**Aim**.
The data below must be copied in full and without any change.

(Dataset excerpt)
◇ ◇ ◇ ◇ ◇ ◇ ◇
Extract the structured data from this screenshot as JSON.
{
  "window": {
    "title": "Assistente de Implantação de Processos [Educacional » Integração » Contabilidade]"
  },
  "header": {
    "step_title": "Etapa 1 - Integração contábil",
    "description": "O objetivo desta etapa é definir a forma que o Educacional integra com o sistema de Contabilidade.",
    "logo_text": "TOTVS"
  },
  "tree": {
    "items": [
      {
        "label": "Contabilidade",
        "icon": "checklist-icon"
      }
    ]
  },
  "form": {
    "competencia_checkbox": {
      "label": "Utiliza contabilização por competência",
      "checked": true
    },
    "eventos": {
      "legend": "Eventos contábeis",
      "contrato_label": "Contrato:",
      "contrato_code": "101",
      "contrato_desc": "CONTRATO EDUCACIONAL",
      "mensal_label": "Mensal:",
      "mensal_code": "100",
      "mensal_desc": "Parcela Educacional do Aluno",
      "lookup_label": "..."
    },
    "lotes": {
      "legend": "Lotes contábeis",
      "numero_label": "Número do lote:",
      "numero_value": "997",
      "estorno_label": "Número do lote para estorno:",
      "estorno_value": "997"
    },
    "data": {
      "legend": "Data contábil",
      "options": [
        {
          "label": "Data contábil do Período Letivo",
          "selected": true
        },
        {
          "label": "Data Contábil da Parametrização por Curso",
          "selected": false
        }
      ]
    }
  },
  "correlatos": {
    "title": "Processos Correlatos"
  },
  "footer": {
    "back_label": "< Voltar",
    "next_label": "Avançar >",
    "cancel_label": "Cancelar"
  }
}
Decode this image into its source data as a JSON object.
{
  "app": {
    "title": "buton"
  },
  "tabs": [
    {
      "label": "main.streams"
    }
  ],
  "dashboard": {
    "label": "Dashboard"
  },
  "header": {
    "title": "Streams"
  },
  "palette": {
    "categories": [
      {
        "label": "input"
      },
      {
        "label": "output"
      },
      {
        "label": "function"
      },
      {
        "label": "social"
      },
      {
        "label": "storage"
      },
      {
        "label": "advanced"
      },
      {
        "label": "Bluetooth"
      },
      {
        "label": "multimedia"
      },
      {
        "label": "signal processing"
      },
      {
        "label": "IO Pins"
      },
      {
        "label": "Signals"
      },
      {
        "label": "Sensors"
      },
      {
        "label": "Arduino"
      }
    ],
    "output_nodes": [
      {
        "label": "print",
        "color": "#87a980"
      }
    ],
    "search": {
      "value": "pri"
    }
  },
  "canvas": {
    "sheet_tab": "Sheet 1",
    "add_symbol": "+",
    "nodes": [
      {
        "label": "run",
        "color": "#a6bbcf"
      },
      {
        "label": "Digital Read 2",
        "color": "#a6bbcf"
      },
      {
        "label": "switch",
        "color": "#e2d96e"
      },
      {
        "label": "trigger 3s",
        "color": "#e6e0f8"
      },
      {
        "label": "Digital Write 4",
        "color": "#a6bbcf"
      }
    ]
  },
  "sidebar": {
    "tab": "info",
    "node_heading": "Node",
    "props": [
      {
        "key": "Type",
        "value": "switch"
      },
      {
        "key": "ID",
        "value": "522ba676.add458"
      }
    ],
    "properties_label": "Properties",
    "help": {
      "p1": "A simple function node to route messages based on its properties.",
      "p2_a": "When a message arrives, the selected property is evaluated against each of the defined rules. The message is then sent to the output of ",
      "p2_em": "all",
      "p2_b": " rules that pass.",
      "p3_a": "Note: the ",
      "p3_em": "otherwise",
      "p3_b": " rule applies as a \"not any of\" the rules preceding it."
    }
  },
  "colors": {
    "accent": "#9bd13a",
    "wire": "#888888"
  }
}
◇ ◇ ◇ ◇ ◇ ◇ ◇
**Task solution**.
Extract the structured data from this screenshot as JSON.
{
  "window": {
    "title": "Assistente de Implantação de Processos [Educacional » Integração » Contabilidade]"
  },
  "header": {
    "step_title": "Etapa 1 - Integração contábil",
    "description": "O objetivo desta etapa é definir a forma que o Educacional integra com o sistema de Contabilidade.",
    "logo_text": "TOTVS"
  },
  "tree": {
    "items": [
      {
        "label": "Contabilidade",
        "icon": "checklist-icon"
      }
    ]
  },
  "form": {
    "competencia_checkbox": {
      "label": "Utiliza contabilização por competência",
      "checked": true
    },
    "eventos": {
      "legend": "Eventos contábeis",
      "contrato_label": "Contrato:",
      "contrato_code": "101",
      "contrato_desc": "CONTRATO EDUCACIONAL",
      "mensal_label": "Mensal:",
      "mensal_code": "100",
      "mensal_desc": "Parcela Educacional do Aluno",
      "lookup_label": "..."
    },
    "lotes": {
      "legend": "Lotes contábeis",
      "numero_label": "Número do lote:",
      "numero_value": "997",
      "estorno_label": "Número do lote para estorno:",
      "estorno_value": "997"
    },
    "data": {
      "legend": "Data contábil",
      "options": [
        {
          "label": "Data contábil do Período Letivo",
          "selected": true
        },
        {
          "label": "Data Contábil da Parametrização por Curso",
          "selected": false
        }
      ]
    }
  },
  "correlatos": {
    "title": "Processos Correlatos"
  },
  "footer": {
    "back_label": "< Voltar",
    "next_label": "Avançar >",
    "cancel_label": "Cancelar"
  }
}
Decode this image into its source data as a JSON object.
{
  "app": {
    "title": "buton"
  },
  "tabs": [
    {
      "label": "main.streams"
    }
  ],
  "dashboard": {
    "label": "Dashboard"
  },
  "header": {
    "title": "Streams"
  },
  "palette": {
    "categories": [
      {
        "label": "input"
      },
      {
        "label": "output"
      },
      {
        "label": "function"
      },
      {
        "label": "social"
      },
      {
        "label": "storage"
      },
      {
        "label": "advanced"
      },
      {
        "label": "Bluetooth"
      },
      {
        "label": "multimedia"
      },
      {
        "label": "signal processing"
      },
      {
        "label": "IO Pins"
      },
      {
        "label": "Signals"
      },
      {
        "label": "Sensors"
      },
      {
        "label": "Arduino"
      }
    ],
    "output_nodes": [
      {
        "label": "print",
        "color": "#87a980"
      }
    ],
    "search": {
      "value": "pri"
    }
  },
  "canvas": {
    "sheet_tab": "Sheet 1",
    "add_symbol": "+",
    "nodes": [
      {
        "label": "run",
        "color": "#a6bbcf"
      },
      {
        "label": "Digital Read 2",
        "color": "#a6bbcf"
      },
      {
        "label": "switch",
        "color": "#e2d96e"
      },
      {
        "label": "trigger 3s",
        "color": "#e6e0f8"
      },
      {
        "label": "Digital Write 4",
        "color": "#a6bbcf"
      }
    ]
  },
  "sidebar": {
    "tab": "info",
    "node_heading": "Node",
    "props": [
      {
        "key": "Type",
        "value": "switch"
      },
      {
        "key": "ID",
        "value": "522ba676.add458"
      }
    ],
    "properties_label": "Properties",
    "help": {
      "p1": "A simple function node to route messages based on its properties.",
      "p2_a": "When a message arrives, the selected property is evaluated against each of the defined rules. The message is then sent to the output of ",
      "p2_em": "all",
      "p2_b": " rules that pass.",
      "p3_a": "Note: the ",
      "p3_em": "otherwise",
      "p3_b": " rule applies as a \"not any of\" the rules preceding it."
    }
  },
  "colors": {
    "accent": "#9bd13a",
    "wire": "#888888"
  }
}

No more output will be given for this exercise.